*Your instructions*
Present each line of the listing below as a Markdown table with the columns No. and Line text. Skip blank lines and leave the pictures out.

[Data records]
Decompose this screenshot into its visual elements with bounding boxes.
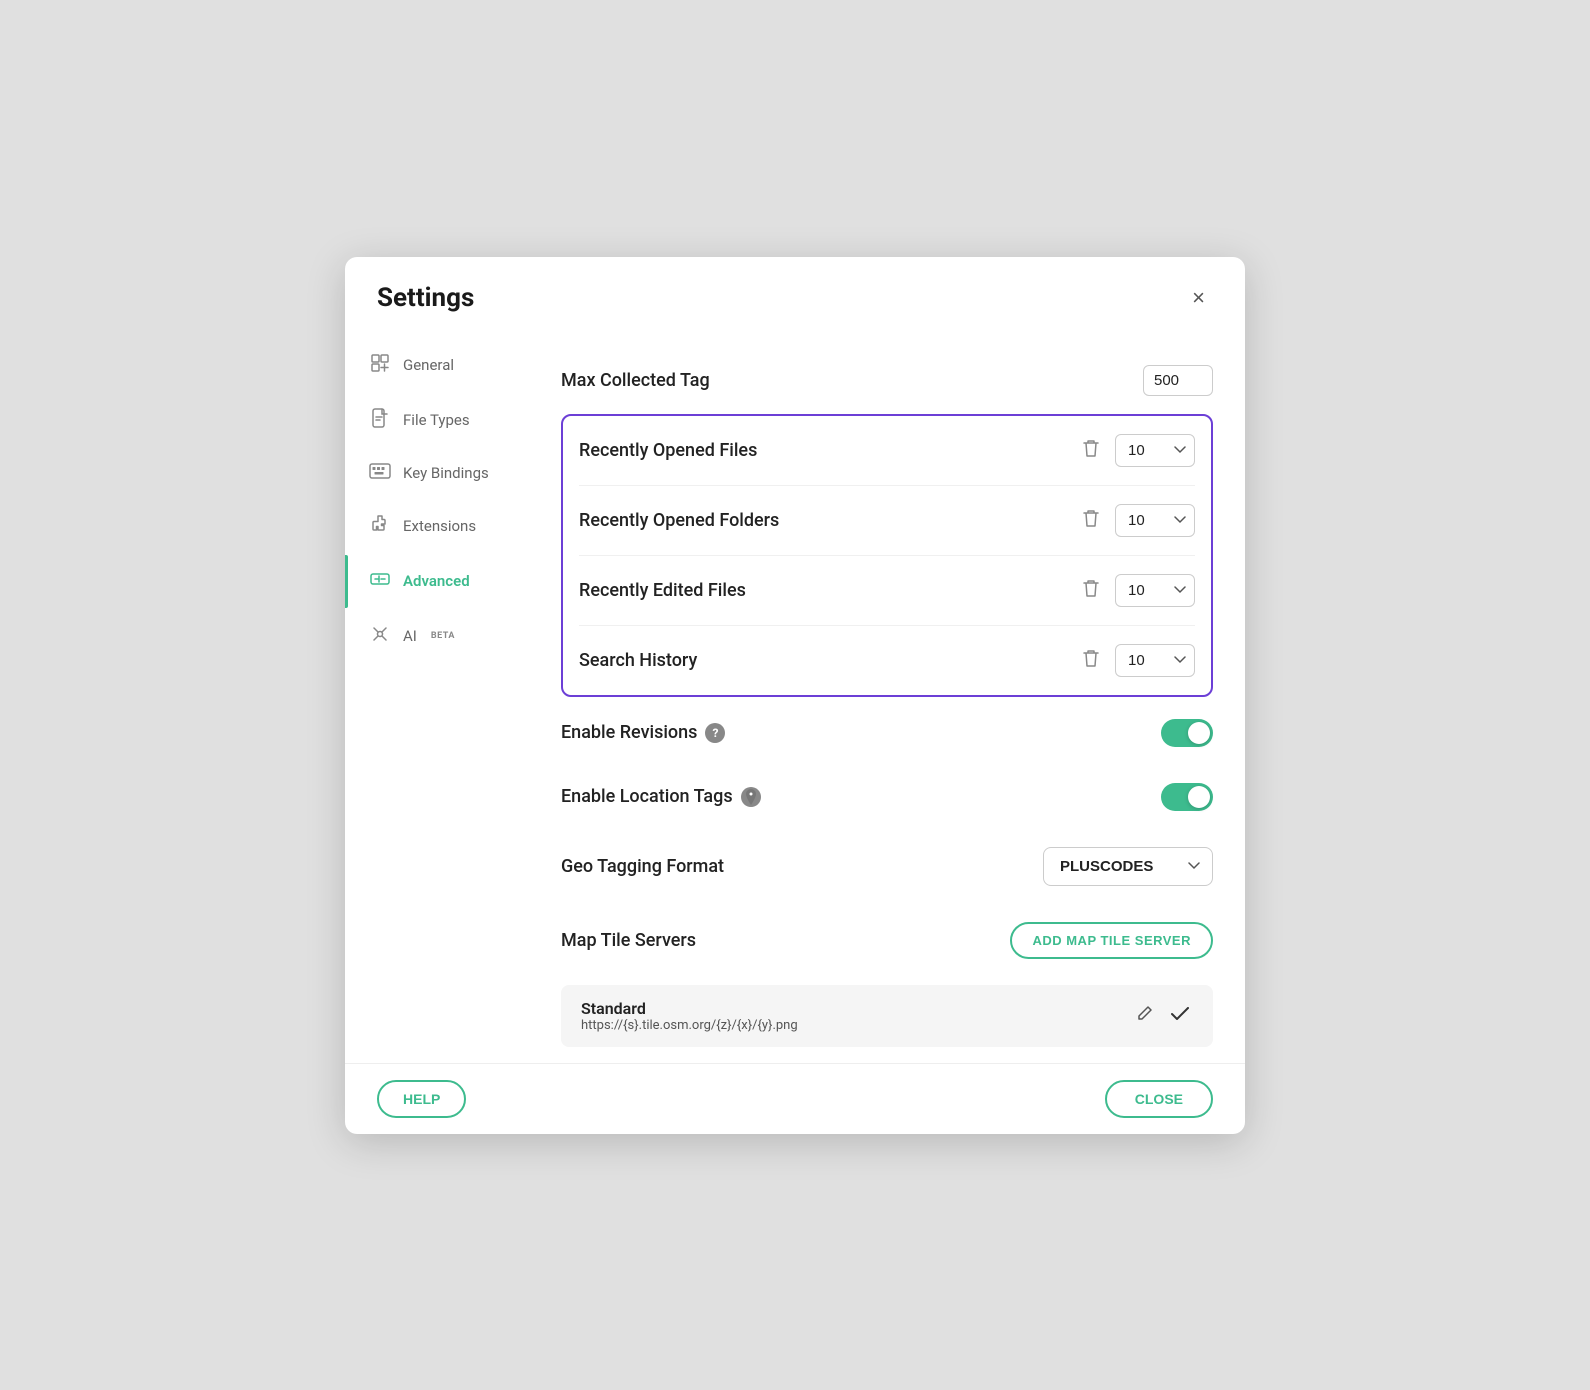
- tile-server-header: Standard https://{s}.tile.osm.org/{z}/{x…: [581, 999, 1193, 1033]
- ai-icon: [369, 624, 391, 649]
- enable-location-tags-row: Enable Location Tags: [561, 765, 1213, 829]
- sidebar-label-general: General: [403, 356, 454, 374]
- sidebar-label-file-types: File Types: [403, 411, 470, 429]
- sidebar-label-extensions: Extensions: [403, 517, 476, 535]
- recently-opened-files-trash-button[interactable]: [1077, 435, 1105, 466]
- extensions-icon: [369, 514, 391, 539]
- recently-opened-files-control: 102030: [1077, 434, 1195, 467]
- enable-location-tags-toggle[interactable]: [1161, 783, 1213, 811]
- search-history-label: Search History: [579, 650, 697, 671]
- toggle-knob: [1188, 722, 1210, 744]
- recently-opened-folders-control: 102030: [1077, 504, 1195, 537]
- sidebar-item-general[interactable]: General: [345, 339, 545, 392]
- toggle-knob-location: [1188, 786, 1210, 808]
- tile-server-url: https://{s}.tile.osm.org/{z}/{x}/{y}.png: [581, 1018, 798, 1033]
- search-history-row: Search History 102030: [579, 626, 1195, 695]
- recently-opened-files-row: Recently Opened Files 102030: [579, 416, 1195, 486]
- geo-tagging-format-select[interactable]: PLUSCODES GPS DMS: [1043, 847, 1213, 886]
- recently-opened-folders-label: Recently Opened Folders: [579, 510, 779, 531]
- sidebar-item-file-types[interactable]: File Types: [345, 394, 545, 447]
- enable-revisions-help-icon[interactable]: ?: [705, 723, 725, 743]
- dialog-header: Settings ×: [345, 257, 1245, 331]
- recently-opened-folders-row: Recently Opened Folders 102030: [579, 486, 1195, 556]
- sidebar-item-extensions[interactable]: Extensions: [345, 500, 545, 553]
- map-tile-servers-label: Map Tile Servers: [561, 930, 696, 951]
- tile-server-actions: [1133, 1001, 1193, 1030]
- tile-server-name: Standard: [581, 999, 798, 1018]
- max-collected-tag-input[interactable]: [1143, 365, 1213, 396]
- enable-location-tags-label: Enable Location Tags: [561, 786, 761, 807]
- sidebar-label-ai: AI: [403, 627, 417, 645]
- close-footer-button[interactable]: CLOSE: [1105, 1080, 1213, 1118]
- content-area: Max Collected Tag Recently Opened Files …: [545, 331, 1245, 1063]
- map-tile-servers-row: Map Tile Servers ADD MAP TILE SERVER: [561, 904, 1213, 977]
- general-icon: [369, 353, 391, 378]
- enable-location-tags-help-icon[interactable]: [741, 787, 761, 807]
- search-history-select[interactable]: 102030: [1115, 644, 1195, 677]
- settings-dialog: Settings × General File Types: [345, 257, 1245, 1134]
- tile-server-confirm-button[interactable]: [1167, 1001, 1193, 1030]
- geo-tagging-format-row: Geo Tagging Format PLUSCODES GPS DMS: [561, 829, 1213, 904]
- beta-badge: BETA: [431, 631, 455, 641]
- recently-edited-files-row: Recently Edited Files 102030: [579, 556, 1195, 626]
- sidebar-item-ai[interactable]: AI BETA: [345, 610, 545, 663]
- close-icon-button[interactable]: ×: [1184, 281, 1213, 315]
- max-collected-tag-label: Max Collected Tag: [561, 370, 710, 391]
- key-bindings-icon: [369, 463, 391, 484]
- geo-tagging-format-label: Geo Tagging Format: [561, 856, 724, 877]
- recently-edited-files-control: 102030: [1077, 574, 1195, 607]
- enable-revisions-label: Enable Revisions ?: [561, 722, 725, 743]
- sidebar: General File Types Key Bindings: [345, 331, 545, 1063]
- max-collected-tag-row: Max Collected Tag: [561, 347, 1213, 414]
- recently-edited-files-trash-button[interactable]: [1077, 575, 1105, 606]
- add-map-tile-server-button[interactable]: ADD MAP TILE SERVER: [1010, 922, 1213, 959]
- tile-server-edit-button[interactable]: [1133, 1001, 1157, 1030]
- search-history-trash-button[interactable]: [1077, 645, 1105, 676]
- sidebar-label-key-bindings: Key Bindings: [403, 464, 489, 482]
- recently-edited-files-label: Recently Edited Files: [579, 580, 746, 601]
- search-history-control: 102030: [1077, 644, 1195, 677]
- dialog-footer: HELP CLOSE: [345, 1063, 1245, 1134]
- recently-opened-folders-trash-button[interactable]: [1077, 505, 1105, 536]
- file-types-icon: [369, 408, 391, 433]
- sidebar-item-key-bindings[interactable]: Key Bindings: [345, 449, 545, 498]
- sidebar-item-advanced[interactable]: Advanced: [345, 555, 545, 608]
- dialog-body: General File Types Key Bindings: [345, 331, 1245, 1063]
- advanced-icon: [369, 569, 391, 594]
- dialog-title: Settings: [377, 283, 474, 313]
- tile-server-entry: Standard https://{s}.tile.osm.org/{z}/{x…: [561, 985, 1213, 1047]
- recently-opened-files-select[interactable]: 102030: [1115, 434, 1195, 467]
- sidebar-label-advanced: Advanced: [403, 572, 470, 590]
- enable-revisions-row: Enable Revisions ?: [561, 701, 1213, 765]
- help-button[interactable]: HELP: [377, 1080, 466, 1118]
- recently-opened-files-label: Recently Opened Files: [579, 440, 757, 461]
- enable-revisions-toggle[interactable]: [1161, 719, 1213, 747]
- recently-edited-files-select[interactable]: 102030: [1115, 574, 1195, 607]
- recently-opened-folders-select[interactable]: 102030: [1115, 504, 1195, 537]
- recently-box: Recently Opened Files 102030 Recently Op…: [561, 414, 1213, 697]
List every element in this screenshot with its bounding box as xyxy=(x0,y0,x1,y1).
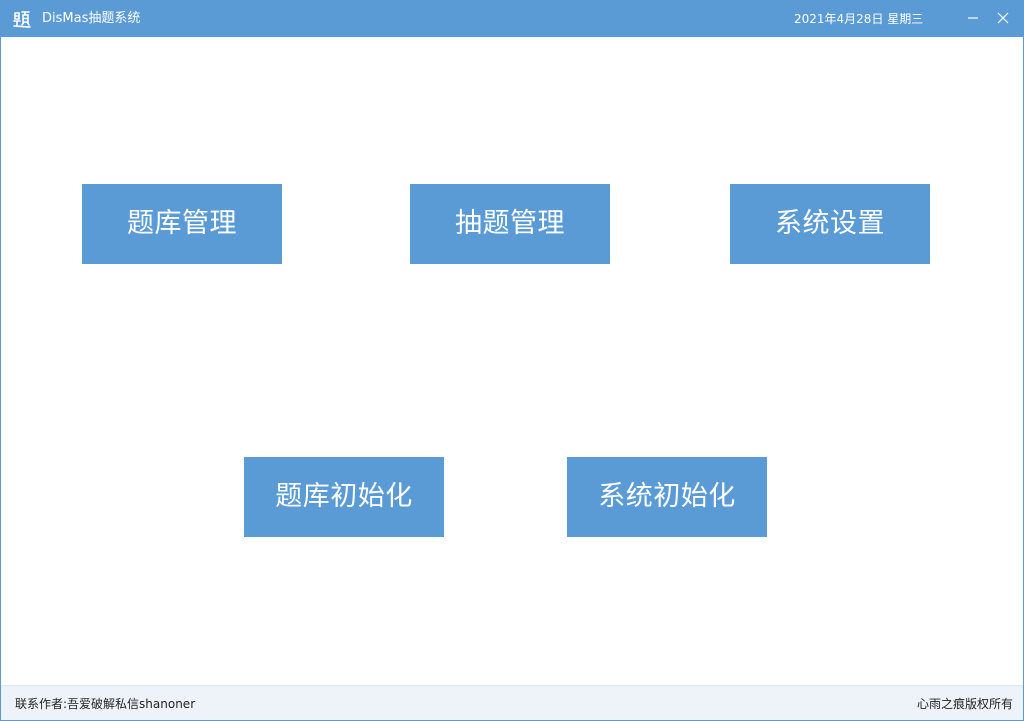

*Complete response*
| No. | Line text |
|---|---|
| 1 | Decompose this screenshot into its visual elements with bounding boxes. |
| 2 | - tile-server-header: Standard https://{s}.tile.osm.org/{z}/{x…: [581, 999, 1193, 1033] |
| 3 | - ai-icon: [369, 624, 391, 649] |
| 4 | - enable-location-tags-row: Enable Location Tags: [561, 765, 1213, 829] |
| 5 | - sidebar-label-general: General: [403, 356, 454, 374] |
| 6 | - sidebar-label-file-types: File Types: [403, 411, 470, 429] |
| 7 | - sidebar-label-extensions: Extensions: [403, 517, 476, 535] |
| 8 | - recently-opened-files-trash-button[interactable]: [1077, 435, 1105, 466] |
| 9 | - extensions-icon: [369, 514, 391, 539] |
| 10 | - recently-opened-files-control: 102030: [1077, 434, 1195, 467] |
| 11 | - enable-location-tags-toggle[interactable]: [1161, 783, 1213, 811] |
| 12 | - search-history-label: Search History: [579, 650, 697, 671] |
| 13 | - toggle-knob: [1188, 722, 1210, 744] |
| 14 | - recently-opened-folders-control: 102030: [1077, 504, 1195, 537] |
| 15 | - sidebar-item-general[interactable]: General: [345, 339, 545, 392] |
| 16 | - toggle-knob-location: [1188, 786, 1210, 808] |
| 17 | - tile-server-url: https://{s}.tile.osm.org/{z}/{x}/{y}.png: [581, 1018, 798, 1033] |
| 18 | - search-history-row: Search History 102030: [579, 626, 1195, 695] |
| 19 | - recently-opened-files-row: Recently Opened Files 102030: [579, 416, 1195, 486] |
| 20 | - geo-tagging-format-select[interactable]: PLUSCODES GPS DMS: [1043, 847, 1213, 886] |
| 21 | - recently-opened-folders-label: Recently Opened Folders: [579, 510, 779, 531] |
| 22 | - sidebar-item-file-types[interactable]: File Types: [345, 394, 545, 447] |
| 23 | - enable-revisions-help-icon[interactable]: ?: [705, 723, 725, 743] |
| 24 | - dialog-header: Settings ×: [345, 257, 1245, 331] |
| 25 | - recently-opened-folders-row: Recently Opened Folders 102030: [579, 486, 1195, 556] |
| 26 | - sidebar-item-extensions[interactable]: Extensions: [345, 500, 545, 553] |
| 27 | - map-tile-servers-label: Map Tile Servers: [561, 930, 696, 951] |
| 28 | - tile-server-actions: [1133, 1001, 1193, 1030] |
| 29 | - tile-server-name: Standard: [581, 999, 798, 1018] |
| 30 | - max-collected-tag-input[interactable]: [1143, 365, 1213, 396] |
| 31 | - enable-location-tags-label: Enable Location Tags: [561, 786, 761, 807] |
| 32 | - sidebar-label-ai: AI: [403, 627, 417, 645] |
| 33 | - close-footer-button[interactable]: CLOSE: [1105, 1080, 1213, 1118] |
| 34 | - content-area: Max Collected Tag Recently Opened Files …: [545, 331, 1245, 1063] |
| 35 | - map-tile-servers-row: Map Tile Servers ADD MAP TILE SERVER: [561, 904, 1213, 977] |
| 36 | - general-icon: [369, 353, 391, 378] |
| 37 | - enable-location-tags-help-icon[interactable]: [741, 787, 761, 807] |
| 38 | - search-history-select[interactable]: 102030: [1115, 644, 1195, 677] |
| 39 | - settings-dialog: Settings × General File Types: [345, 257, 1245, 1134] |
| 40 | - tile-server-confirm-button[interactable]: [1167, 1001, 1193, 1030] |
| 41 | - geo-tagging-format-row: Geo Tagging Format PLUSCODES GPS DMS: [561, 829, 1213, 904] |
| 42 | - beta-badge: BETA: [431, 631, 455, 641] |
| 43 | - recently-edited-files-row: Recently Edited Files 102030: [579, 556, 1195, 626] |
| 44 | - sidebar-item-ai[interactable]: AI BETA: [345, 610, 545, 663] |
| 45 | - close-icon-button[interactable]: ×: [1184, 281, 1213, 315] |
| 46 | - max-collected-tag-label: Max Collected Tag: [561, 370, 710, 391] |
| 47 | - key-bindings-icon: [369, 463, 391, 484] |
| 48 | - geo-tagging-format-label: Geo Tagging Format: [561, 856, 724, 877] |
| 49 | - recently-edited-files-control: 102030: [1077, 574, 1195, 607] |
| 50 | - enable-revisions-label: Enable Revisions ?: [561, 722, 725, 743] |
| 51 | - sidebar: General File Types Key Bindings: [345, 331, 545, 1063] |
| 52 | - max-collected-tag-row: Max Collected Tag: [561, 347, 1213, 414] |
| 53 | - recently-edited-files-trash-button[interactable]: [1077, 575, 1105, 606] |
| 54 | - add-map-tile-server-button[interactable]: ADD MAP TILE SERVER: [1010, 922, 1213, 959] |
| 55 | - tile-server-edit-button[interactable]: [1133, 1001, 1157, 1030] |
| 56 | - search-history-trash-button[interactable]: [1077, 645, 1105, 676] |
| 57 | - sidebar-label-key-bindings: Key Bindings: [403, 464, 489, 482] |
| 58 | - recently-edited-files-label: Recently Edited Files: [579, 580, 746, 601] |
| 59 | - search-history-control: 102030: [1077, 644, 1195, 677] |
| 60 | - dialog-footer: HELP CLOSE: [345, 1063, 1245, 1134] |
| 61 | - recently-opened-folders-trash-button[interactable]: [1077, 505, 1105, 536] |
| 62 | - file-types-icon: [369, 408, 391, 433] |
| 63 | - sidebar-item-key-bindings[interactable]: Key Bindings: [345, 449, 545, 498] |
| 64 | - sidebar-item-advanced[interactable]: Advanced: [345, 555, 545, 608] |
| 65 | - dialog-body: General File Types Key Bindings: [345, 331, 1245, 1063] |
| 66 | - advanced-icon: [369, 569, 391, 594] |
| 67 | - dialog-title: Settings: [377, 283, 474, 313] |
| 68 | - tile-server-entry: Standard https://{s}.tile.osm.org/{z}/{x…: [561, 985, 1213, 1047] |
| 69 | - recently-opened-files-select[interactable]: 102030: [1115, 434, 1195, 467] |
| 70 | - sidebar-label-advanced: Advanced: [403, 572, 470, 590] |
| 71 | - enable-revisions-row: Enable Revisions ?: [561, 701, 1213, 765] |
| 72 | - help-button[interactable]: HELP: [377, 1080, 466, 1118] |
| 73 | - recently-opened-files-label: Recently Opened Files: [579, 440, 757, 461] |
| 74 | - enable-revisions-toggle[interactable]: [1161, 719, 1213, 747] |
| 75 | - recently-edited-files-select[interactable]: 102030: [1115, 574, 1195, 607] |
| 76 | - recently-opened-folders-select[interactable]: 102030: [1115, 504, 1195, 537] |
| 77 | - recently-box: Recently Opened Files 102030 Recently Op…: [561, 414, 1213, 697] |
| 78 | List every element in this screenshot with its bounding box as xyxy=(x0,y0,x1,y1). |